● WRITTEN REQUEST
Check every line below for the word "ylabel" and copy the ones that have it.

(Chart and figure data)
## start
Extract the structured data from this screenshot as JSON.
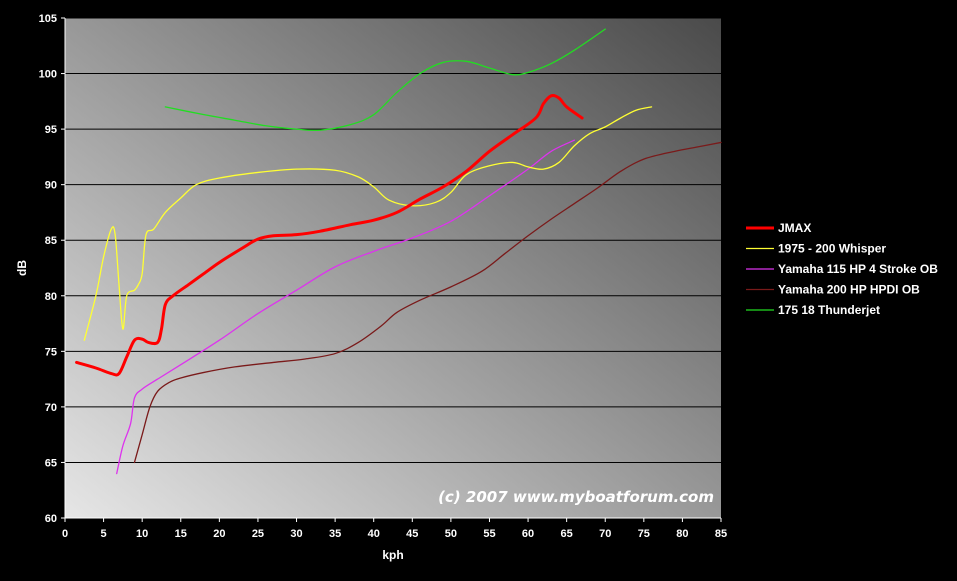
{
  "chart_data": {
    "type": "line",
    "title": "",
    "xlabel": "kph",
    "ylabel": "dB",
    "xlim": [
      0,
      85
    ],
    "ylim": [
      60,
      105
    ],
    "x_ticks": [
      0,
      5,
      10,
      15,
      20,
      25,
      30,
      35,
      40,
      45,
      50,
      55,
      60,
      65,
      70,
      75,
      80,
      85
    ],
    "y_ticks": [
      60,
      65,
      70,
      75,
      80,
      85,
      90,
      95,
      100,
      105
    ],
    "grid": "horizontal",
    "legend_position": "right",
    "annotation": "(c) 2007 www.myboatforum.com",
    "series": [
      {
        "name": "JMAX",
        "color": "#ff0000",
        "points": [
          [
            1.5,
            74
          ],
          [
            4,
            73.5
          ],
          [
            6,
            73
          ],
          [
            7,
            73
          ],
          [
            8,
            74.5
          ],
          [
            9,
            76
          ],
          [
            10,
            76.1
          ],
          [
            10.8,
            75.8
          ],
          [
            12,
            75.8
          ],
          [
            12.5,
            77
          ],
          [
            13,
            79.2
          ],
          [
            14,
            80
          ],
          [
            16,
            81
          ],
          [
            18,
            82
          ],
          [
            20,
            83
          ],
          [
            23,
            84.3
          ],
          [
            25,
            85.1
          ],
          [
            27,
            85.4
          ],
          [
            30,
            85.5
          ],
          [
            33,
            85.8
          ],
          [
            37,
            86.4
          ],
          [
            40,
            86.8
          ],
          [
            43,
            87.5
          ],
          [
            46,
            88.7
          ],
          [
            49,
            89.8
          ],
          [
            52,
            91.2
          ],
          [
            55,
            93
          ],
          [
            58,
            94.5
          ],
          [
            61,
            96
          ],
          [
            62,
            97.3
          ],
          [
            63,
            98
          ],
          [
            64,
            97.8
          ],
          [
            65,
            97
          ],
          [
            67,
            96
          ]
        ]
      },
      {
        "name": "1975 - 200 Whisper",
        "color": "#ffff33",
        "points": [
          [
            2.5,
            76
          ],
          [
            4,
            80
          ],
          [
            5,
            83.5
          ],
          [
            6,
            86
          ],
          [
            6.5,
            85.5
          ],
          [
            7,
            81
          ],
          [
            7.5,
            77
          ],
          [
            8,
            80
          ],
          [
            9,
            80.5
          ],
          [
            9.5,
            81
          ],
          [
            10,
            82
          ],
          [
            10.5,
            85.5
          ],
          [
            11.5,
            86
          ],
          [
            13,
            87.5
          ],
          [
            15,
            88.8
          ],
          [
            17,
            90
          ],
          [
            20,
            90.6
          ],
          [
            25,
            91.1
          ],
          [
            30,
            91.4
          ],
          [
            35,
            91.3
          ],
          [
            38,
            90.7
          ],
          [
            40,
            89.8
          ],
          [
            42,
            88.6
          ],
          [
            45,
            88.1
          ],
          [
            48,
            88.4
          ],
          [
            50,
            89.3
          ],
          [
            52,
            90.9
          ],
          [
            55,
            91.7
          ],
          [
            58,
            92
          ],
          [
            60,
            91.6
          ],
          [
            62,
            91.4
          ],
          [
            64,
            92
          ],
          [
            66,
            93.5
          ],
          [
            68,
            94.6
          ],
          [
            70,
            95.2
          ],
          [
            72,
            96
          ],
          [
            74,
            96.7
          ],
          [
            76,
            97
          ]
        ]
      },
      {
        "name": "Yamaha 115 HP 4 Stroke OB",
        "color": "#dd33ee",
        "points": [
          [
            6.7,
            64
          ],
          [
            7.5,
            66.5
          ],
          [
            8.5,
            68.5
          ],
          [
            9,
            70.8
          ],
          [
            10,
            71.6
          ],
          [
            12,
            72.5
          ],
          [
            15,
            73.8
          ],
          [
            20,
            76
          ],
          [
            25,
            78.4
          ],
          [
            30,
            80.5
          ],
          [
            35,
            82.6
          ],
          [
            40,
            84
          ],
          [
            45,
            85.2
          ],
          [
            50,
            86.7
          ],
          [
            55,
            89
          ],
          [
            60,
            91.4
          ],
          [
            63,
            93
          ],
          [
            66,
            94
          ]
        ]
      },
      {
        "name": "Yamaha 200 HP HPDI OB",
        "color": "#7a1a1a",
        "points": [
          [
            9,
            65
          ],
          [
            10,
            67.5
          ],
          [
            11,
            70
          ],
          [
            12,
            71.4
          ],
          [
            13.5,
            72.2
          ],
          [
            15,
            72.6
          ],
          [
            18,
            73.1
          ],
          [
            22,
            73.6
          ],
          [
            27,
            74
          ],
          [
            31,
            74.3
          ],
          [
            35,
            74.8
          ],
          [
            38,
            75.8
          ],
          [
            41,
            77.3
          ],
          [
            43,
            78.5
          ],
          [
            46,
            79.6
          ],
          [
            50,
            80.8
          ],
          [
            54,
            82.2
          ],
          [
            57,
            83.8
          ],
          [
            60,
            85.4
          ],
          [
            63,
            86.9
          ],
          [
            66,
            88.3
          ],
          [
            69,
            89.7
          ],
          [
            72,
            91.2
          ],
          [
            75,
            92.3
          ],
          [
            79,
            93
          ],
          [
            82,
            93.4
          ],
          [
            85,
            93.8
          ]
        ]
      },
      {
        "name": "175 18 Thunderjet",
        "color": "#22dd22",
        "points": [
          [
            13,
            97
          ],
          [
            18,
            96.3
          ],
          [
            22,
            95.8
          ],
          [
            26,
            95.3
          ],
          [
            30,
            95
          ],
          [
            33,
            94.9
          ],
          [
            37,
            95.4
          ],
          [
            40,
            96.3
          ],
          [
            43,
            98.3
          ],
          [
            46,
            100
          ],
          [
            49,
            101
          ],
          [
            52,
            101.1
          ],
          [
            55,
            100.5
          ],
          [
            58,
            99.9
          ],
          [
            60,
            100.1
          ],
          [
            63,
            100.9
          ],
          [
            66,
            102.1
          ],
          [
            70,
            104
          ]
        ]
      }
    ]
  }
}
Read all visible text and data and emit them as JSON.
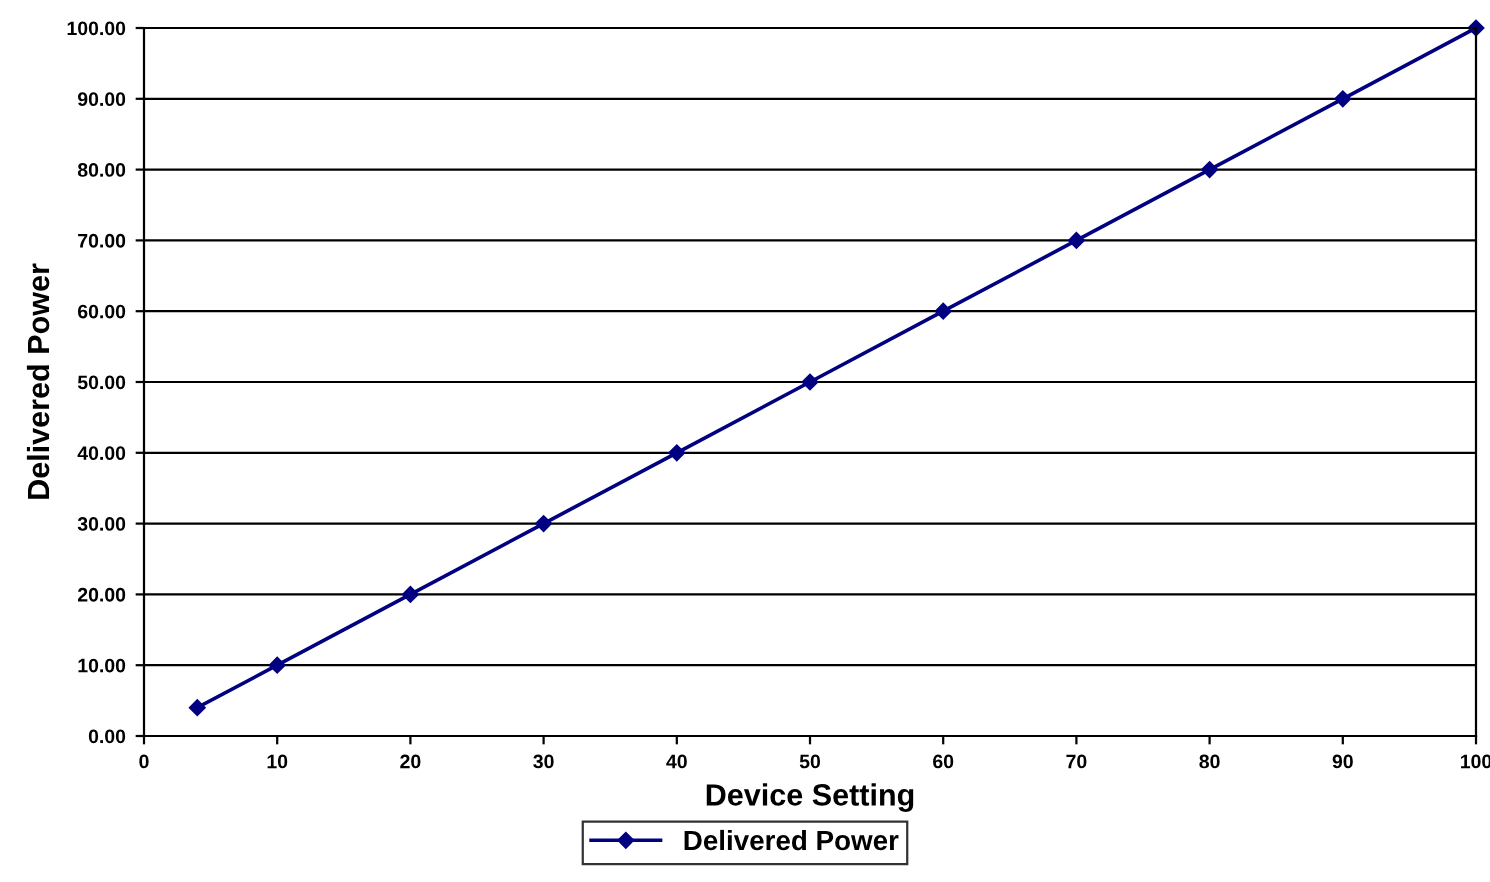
{
  "chart_data": {
    "type": "line",
    "xlabel": "Device Setting",
    "ylabel": "Delivered Power",
    "x": [
      4,
      10,
      20,
      30,
      40,
      50,
      60,
      70,
      80,
      90,
      100
    ],
    "series": [
      {
        "name": "Delivered Power",
        "color": "#000080",
        "values": [
          4,
          10,
          20,
          30,
          40,
          50,
          60,
          70,
          80,
          90,
          100
        ]
      }
    ],
    "xlim": [
      0,
      100
    ],
    "xticks": [
      0,
      10,
      20,
      30,
      40,
      50,
      60,
      70,
      80,
      90,
      100
    ],
    "ylim": [
      0,
      100
    ],
    "yticks": [
      {
        "value": 0,
        "label": "0.00"
      },
      {
        "value": 10,
        "label": "10.00"
      },
      {
        "value": 20,
        "label": "20.00"
      },
      {
        "value": 30,
        "label": "30.00"
      },
      {
        "value": 40,
        "label": "40.00"
      },
      {
        "value": 50,
        "label": "50.00"
      },
      {
        "value": 60,
        "label": "60.00"
      },
      {
        "value": 70,
        "label": "70.00"
      },
      {
        "value": 80,
        "label": "80.00"
      },
      {
        "value": 90,
        "label": "90.00"
      },
      {
        "value": 100,
        "label": "100.00"
      }
    ],
    "grid": "y",
    "legend": "bottom",
    "marker": "diamond",
    "line_style": "solid"
  }
}
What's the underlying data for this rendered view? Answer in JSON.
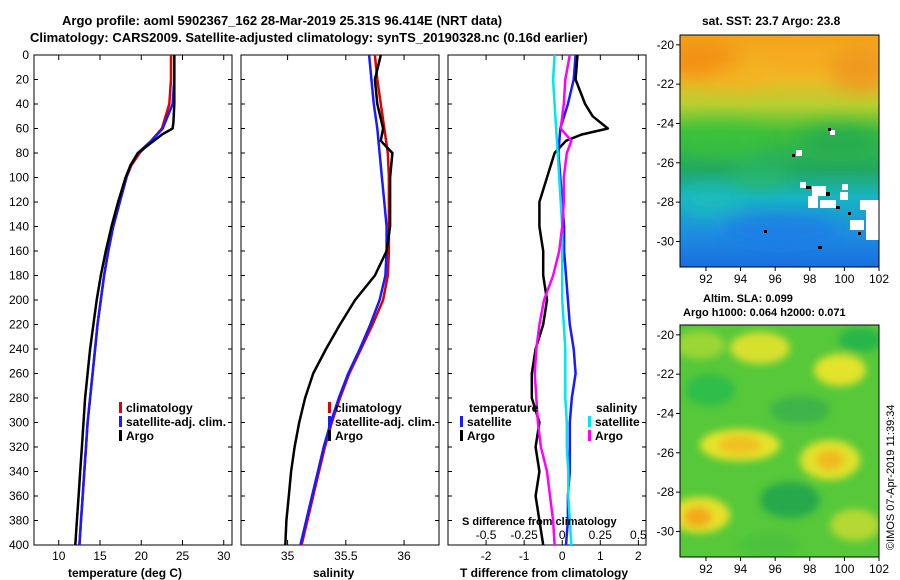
{
  "header": {
    "line1": "Argo profile: aoml 5902367_162 28-Mar-2019 25.31S 96.414E (NRT data)",
    "line2": "Climatology: CARS2009. Satellite-adjusted climatology: synTS_20190328.nc (0.16d earlier)"
  },
  "colors": {
    "climatology": "#e00000",
    "satellite": "#1a1aff",
    "argo": "#000000",
    "sat_salinity": "#00e5ee",
    "argo_salinity": "#ff00ff"
  },
  "chart_data": [
    {
      "type": "line",
      "id": "temperature",
      "xlabel": "temperature (deg C)",
      "ylabel": "",
      "xlim": [
        7,
        31
      ],
      "ylim": [
        400,
        0
      ],
      "xticks": [
        10,
        15,
        20,
        25,
        30
      ],
      "yticks": [
        0,
        20,
        40,
        60,
        80,
        100,
        120,
        140,
        160,
        180,
        200,
        220,
        240,
        260,
        280,
        300,
        320,
        340,
        360,
        380,
        400
      ],
      "legend": [
        "climatology",
        "satellite-adj. clim.",
        "Argo"
      ],
      "series": [
        {
          "name": "climatology",
          "depth": [
            0,
            20,
            40,
            60,
            70,
            80,
            90,
            100,
            120,
            140,
            160,
            180,
            200,
            220,
            240,
            260,
            280,
            300,
            320,
            340,
            360,
            380,
            400
          ],
          "values": [
            23.6,
            23.6,
            23.4,
            22.5,
            21.2,
            19.8,
            18.8,
            18.2,
            17.4,
            16.6,
            16.0,
            15.5,
            15.1,
            14.7,
            14.4,
            14.1,
            13.8,
            13.5,
            13.3,
            13.1,
            12.9,
            12.7,
            12.5
          ]
        },
        {
          "name": "satellite-adj. clim.",
          "depth": [
            0,
            20,
            40,
            60,
            70,
            80,
            90,
            100,
            120,
            140,
            160,
            180,
            200,
            220,
            240,
            260,
            280,
            300,
            320,
            340,
            360,
            380,
            400
          ],
          "values": [
            24.0,
            24.0,
            23.8,
            22.6,
            21.2,
            19.6,
            18.7,
            18.2,
            17.4,
            16.6,
            16.0,
            15.5,
            15.1,
            14.7,
            14.4,
            14.1,
            13.8,
            13.5,
            13.3,
            13.1,
            12.9,
            12.7,
            12.5
          ]
        },
        {
          "name": "Argo",
          "depth": [
            0,
            20,
            40,
            55,
            60,
            65,
            80,
            90,
            100,
            120,
            140,
            160,
            180,
            200,
            220,
            240,
            260,
            280,
            300,
            320,
            340,
            360,
            380,
            400
          ],
          "values": [
            24.0,
            24.0,
            24.0,
            23.9,
            23.8,
            22.5,
            19.6,
            18.7,
            18.1,
            17.2,
            16.4,
            15.7,
            15.1,
            14.6,
            14.2,
            13.8,
            13.5,
            13.2,
            13.0,
            12.8,
            12.6,
            12.4,
            12.2,
            12.0
          ]
        }
      ]
    },
    {
      "type": "line",
      "id": "salinity",
      "xlabel": "salinity",
      "xlim": [
        34.6,
        36.3
      ],
      "ylim": [
        400,
        0
      ],
      "xticks": [
        35,
        35.5,
        36
      ],
      "xticklabels": [
        "35",
        "35.5",
        "36"
      ],
      "legend": [
        "climatology",
        "satellite-adj. clim.",
        "Argo"
      ],
      "series": [
        {
          "name": "climatology",
          "depth": [
            0,
            20,
            40,
            60,
            80,
            100,
            120,
            140,
            160,
            180,
            200,
            220,
            240,
            260,
            280,
            300,
            320,
            340,
            360,
            380,
            400
          ],
          "values": [
            35.75,
            35.77,
            35.8,
            35.83,
            35.86,
            35.87,
            35.87,
            35.87,
            35.87,
            35.86,
            35.82,
            35.73,
            35.63,
            35.53,
            35.45,
            35.38,
            35.32,
            35.27,
            35.22,
            35.17,
            35.12
          ]
        },
        {
          "name": "satellite-adj. clim.",
          "depth": [
            0,
            20,
            40,
            60,
            80,
            100,
            120,
            140,
            160,
            180,
            200,
            220,
            240,
            260,
            280,
            300,
            320,
            340,
            360,
            380,
            400
          ],
          "values": [
            35.7,
            35.72,
            35.74,
            35.77,
            35.79,
            35.81,
            35.83,
            35.85,
            35.85,
            35.84,
            35.79,
            35.71,
            35.62,
            35.52,
            35.44,
            35.37,
            35.31,
            35.26,
            35.21,
            35.16,
            35.11
          ]
        },
        {
          "name": "Argo",
          "depth": [
            0,
            20,
            40,
            60,
            70,
            80,
            100,
            120,
            140,
            160,
            180,
            200,
            220,
            240,
            260,
            280,
            300,
            320,
            340,
            360,
            380,
            400
          ],
          "values": [
            35.8,
            35.75,
            35.77,
            35.82,
            35.8,
            35.9,
            35.88,
            35.88,
            35.88,
            35.85,
            35.75,
            35.58,
            35.45,
            35.33,
            35.22,
            35.15,
            35.1,
            35.06,
            35.03,
            35.01,
            34.99,
            34.98
          ]
        }
      ]
    },
    {
      "type": "line",
      "id": "differences",
      "xlabel": "T difference from climatology",
      "secondary_xlabel": "S difference from climatology",
      "xlim": [
        -3.0,
        2.2
      ],
      "ylim": [
        400,
        0
      ],
      "xticks": [
        -2,
        -1,
        0,
        1,
        2
      ],
      "xticklabels": [
        "-2",
        "-1",
        "0",
        "1",
        "2"
      ],
      "secondary_xticklabels": [
        "-0.5",
        "-0.25",
        "0",
        "0.25",
        "0.5"
      ],
      "legend_temperature_title": "temperature",
      "legend_salinity_title": "salinity",
      "legend_temperature": [
        "satellite",
        "Argo"
      ],
      "legend_salinity": [
        "satellite",
        "Argo"
      ],
      "series": [
        {
          "name": "T satellite",
          "depth": [
            0,
            20,
            40,
            60,
            80,
            100,
            120,
            140,
            160,
            180,
            200,
            220,
            240,
            260,
            280,
            300,
            320,
            340,
            360,
            380,
            400
          ],
          "values": [
            0.35,
            0.3,
            0.15,
            -0.05,
            -0.1,
            -0.05,
            0.0,
            0.05,
            0.05,
            0.1,
            0.15,
            0.2,
            0.3,
            0.35,
            0.25,
            0.2,
            0.2,
            0.2,
            0.15,
            0.15,
            0.1
          ]
        },
        {
          "name": "T Argo",
          "depth": [
            0,
            20,
            40,
            50,
            60,
            65,
            70,
            80,
            100,
            120,
            140,
            160,
            180,
            200,
            220,
            240,
            260,
            280,
            300,
            320,
            340,
            360,
            380,
            400
          ],
          "values": [
            0.4,
            0.35,
            0.6,
            0.8,
            1.2,
            0.5,
            0.1,
            -0.2,
            -0.4,
            -0.6,
            -0.6,
            -0.5,
            -0.5,
            -0.4,
            -0.5,
            -0.7,
            -0.8,
            -0.8,
            -0.6,
            -0.7,
            -0.6,
            -0.7,
            -0.6,
            -0.5
          ]
        },
        {
          "name": "S satellite",
          "depth": [
            0,
            20,
            40,
            60,
            80,
            100,
            120,
            140,
            160,
            180,
            200,
            220,
            240,
            260,
            280,
            300,
            320,
            340,
            360,
            380,
            400
          ],
          "values": [
            -0.05,
            -0.06,
            -0.05,
            -0.04,
            -0.03,
            -0.02,
            -0.01,
            0.0,
            0.0,
            0.0,
            0.0,
            0.01,
            0.02,
            0.02,
            0.02,
            0.03,
            0.03,
            0.04,
            0.04,
            0.05,
            0.06
          ]
        },
        {
          "name": "S Argo",
          "depth": [
            0,
            20,
            40,
            60,
            70,
            80,
            100,
            120,
            140,
            160,
            180,
            200,
            220,
            240,
            260,
            280,
            300,
            320,
            340,
            360,
            380,
            400
          ],
          "values": [
            0.05,
            0.02,
            0.01,
            -0.01,
            0.06,
            0.03,
            0.01,
            0.01,
            0.0,
            -0.02,
            -0.06,
            -0.12,
            -0.15,
            -0.17,
            -0.18,
            -0.17,
            -0.16,
            -0.14,
            -0.1,
            -0.08,
            -0.06,
            -0.05
          ]
        }
      ]
    },
    {
      "type": "heatmap",
      "id": "sst_map",
      "title": "sat. SST: 23.7 Argo: 23.8",
      "xlim": [
        90.5,
        102
      ],
      "ylim": [
        -31.3,
        -19.5
      ],
      "xticks": [
        92,
        94,
        96,
        98,
        100,
        102
      ],
      "yticks": [
        -20,
        -22,
        -24,
        -26,
        -28,
        -30
      ]
    },
    {
      "type": "heatmap",
      "id": "sla_map",
      "title_line1": "Altim. SLA: 0.099",
      "title_line2": "Argo h1000: 0.064 h2000: 0.071",
      "xlim": [
        90.5,
        102
      ],
      "ylim": [
        -31.3,
        -19.5
      ],
      "xticks": [
        92,
        94,
        96,
        98,
        100,
        102
      ],
      "yticks": [
        -20,
        -22,
        -24,
        -26,
        -28,
        -30
      ]
    }
  ],
  "footer": {
    "credit": "©IMOS 07-Apr-2019 11:39:34"
  }
}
## end
● RESULT OF THE EXERCISE
    "ylabel": "dB",
    "ylabel": "Delivered Power",
      "ylabel": "",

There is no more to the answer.